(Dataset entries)
begin

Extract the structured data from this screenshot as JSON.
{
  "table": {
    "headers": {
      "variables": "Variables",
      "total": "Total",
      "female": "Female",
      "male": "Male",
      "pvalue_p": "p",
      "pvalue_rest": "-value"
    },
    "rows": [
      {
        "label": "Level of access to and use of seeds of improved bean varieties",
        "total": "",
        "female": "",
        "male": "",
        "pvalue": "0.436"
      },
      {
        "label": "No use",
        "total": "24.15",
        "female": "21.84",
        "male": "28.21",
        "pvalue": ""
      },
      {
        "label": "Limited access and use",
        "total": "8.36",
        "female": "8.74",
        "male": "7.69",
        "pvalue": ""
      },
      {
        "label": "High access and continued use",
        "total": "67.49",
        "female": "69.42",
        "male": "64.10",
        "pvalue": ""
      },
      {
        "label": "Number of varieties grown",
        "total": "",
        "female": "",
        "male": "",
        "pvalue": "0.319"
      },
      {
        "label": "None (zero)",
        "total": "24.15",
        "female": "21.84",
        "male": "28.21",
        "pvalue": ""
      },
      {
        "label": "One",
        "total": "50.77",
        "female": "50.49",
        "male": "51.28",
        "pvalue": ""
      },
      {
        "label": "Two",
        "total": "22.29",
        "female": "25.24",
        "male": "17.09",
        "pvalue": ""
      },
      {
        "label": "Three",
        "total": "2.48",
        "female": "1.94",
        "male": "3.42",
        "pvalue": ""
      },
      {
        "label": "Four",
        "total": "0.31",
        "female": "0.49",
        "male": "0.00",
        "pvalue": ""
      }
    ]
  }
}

end

▸ Aim
Repeat the records exactly, including every line.

▸ Response to the task
Extract the structured data from this screenshot as JSON.
{
  "table": {
    "headers": {
      "variables": "Variables",
      "total": "Total",
      "female": "Female",
      "male": "Male",
      "pvalue_p": "p",
      "pvalue_rest": "-value"
    },
    "rows": [
      {
        "label": "Level of access to and use of seeds of improved bean varieties",
        "total": "",
        "female": "",
        "male": "",
        "pvalue": "0.436"
      },
      {
        "label": "No use",
        "total": "24.15",
        "female": "21.84",
        "male": "28.21",
        "pvalue": ""
      },
      {
        "label": "Limited access and use",
        "total": "8.36",
        "female": "8.74",
        "male": "7.69",
        "pvalue": ""
      },
      {
        "label": "High access and continued use",
        "total": "67.49",
        "female": "69.42",
        "male": "64.10",
        "pvalue": ""
      },
      {
        "label": "Number of varieties grown",
        "total": "",
        "female": "",
        "male": "",
        "pvalue": "0.319"
      },
      {
        "label": "None (zero)",
        "total": "24.15",
        "female": "21.84",
        "male": "28.21",
        "pvalue": ""
      },
      {
        "label": "One",
        "total": "50.77",
        "female": "50.49",
        "male": "51.28",
        "pvalue": ""
      },
      {
        "label": "Two",
        "total": "22.29",
        "female": "25.24",
        "male": "17.09",
        "pvalue": ""
      },
      {
        "label": "Three",
        "total": "2.48",
        "female": "1.94",
        "male": "3.42",
        "pvalue": ""
      },
      {
        "label": "Four",
        "total": "0.31",
        "female": "0.49",
        "male": "0.00",
        "pvalue": ""
      }
    ]
  }
}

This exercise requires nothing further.